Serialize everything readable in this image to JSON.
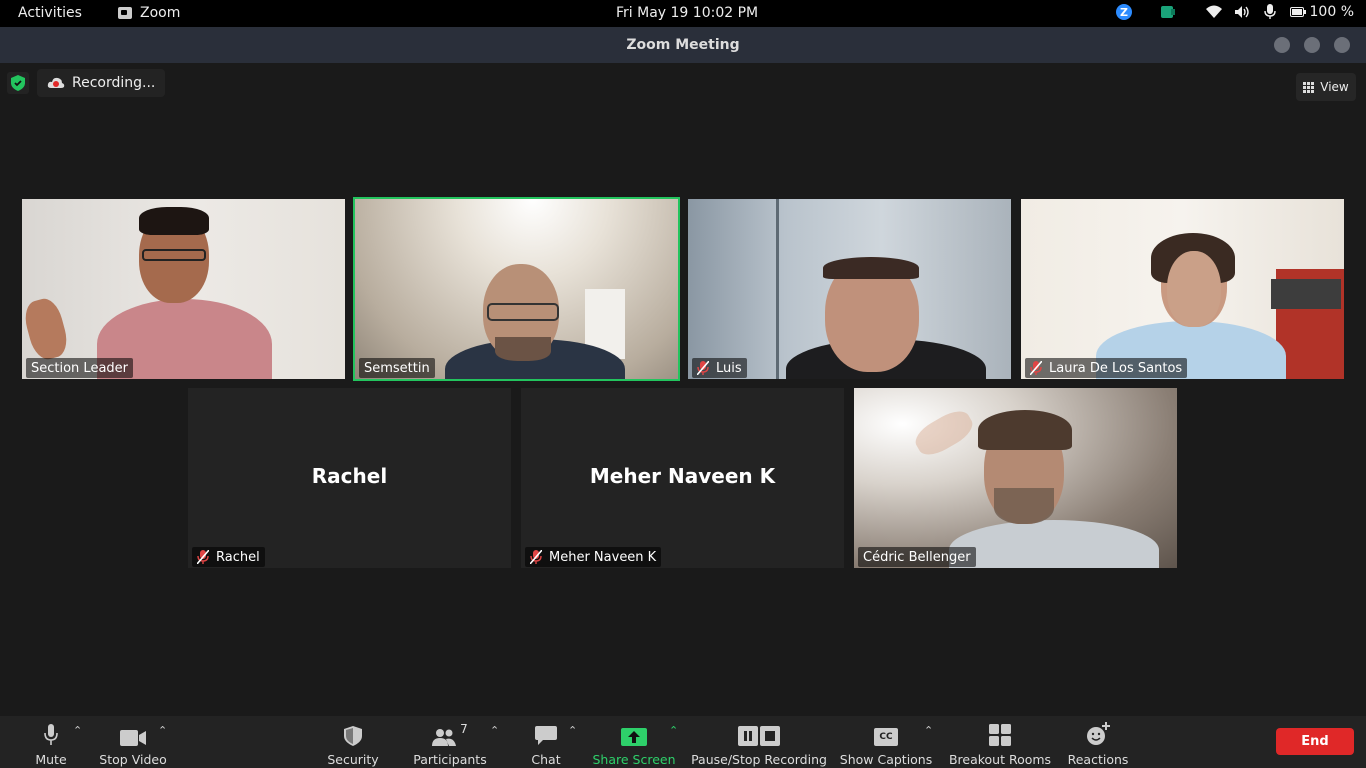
{
  "topbar": {
    "activities": "Activities",
    "app_name": "Zoom",
    "clock": "Fri May 19  10:02 PM",
    "battery": "100 %"
  },
  "window": {
    "title": "Zoom Meeting"
  },
  "meeting": {
    "recording_label": "Recording...",
    "view_label": "View"
  },
  "participants": [
    {
      "name": "Section Leader",
      "muted": false,
      "video": true
    },
    {
      "name": "Semsettin",
      "muted": false,
      "video": true,
      "active_speaker": true
    },
    {
      "name": "Luis",
      "muted": true,
      "video": true
    },
    {
      "name": "Laura De Los Santos",
      "muted": true,
      "video": true
    },
    {
      "name": "Rachel",
      "muted": true,
      "video": false,
      "display_name": "Rachel"
    },
    {
      "name": "Meher Naveen K",
      "muted": true,
      "video": false,
      "display_name": "Meher Naveen K"
    },
    {
      "name": "Cédric Bellenger",
      "muted": false,
      "video": true
    }
  ],
  "toolbar": {
    "mute": "Mute",
    "stop_video": "Stop Video",
    "security": "Security",
    "participants": "Participants",
    "participants_count": "7",
    "chat": "Chat",
    "share_screen": "Share Screen",
    "pause_stop_recording": "Pause/Stop Recording",
    "show_captions": "Show Captions",
    "captions_badge": "CC",
    "breakout_rooms": "Breakout Rooms",
    "reactions": "Reactions",
    "end": "End"
  },
  "colors": {
    "active_speaker": "#23c45e",
    "end_button": "#e02828",
    "share_green": "#2ed06a",
    "mute_red": "#e04545"
  }
}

=======

#### Exercise
Every line of the listing that holds "Recording" should be found and copied.

#### In response
    "recording_label": "Recording...",
    "pause_stop_recording": "Pause/Stop Recording",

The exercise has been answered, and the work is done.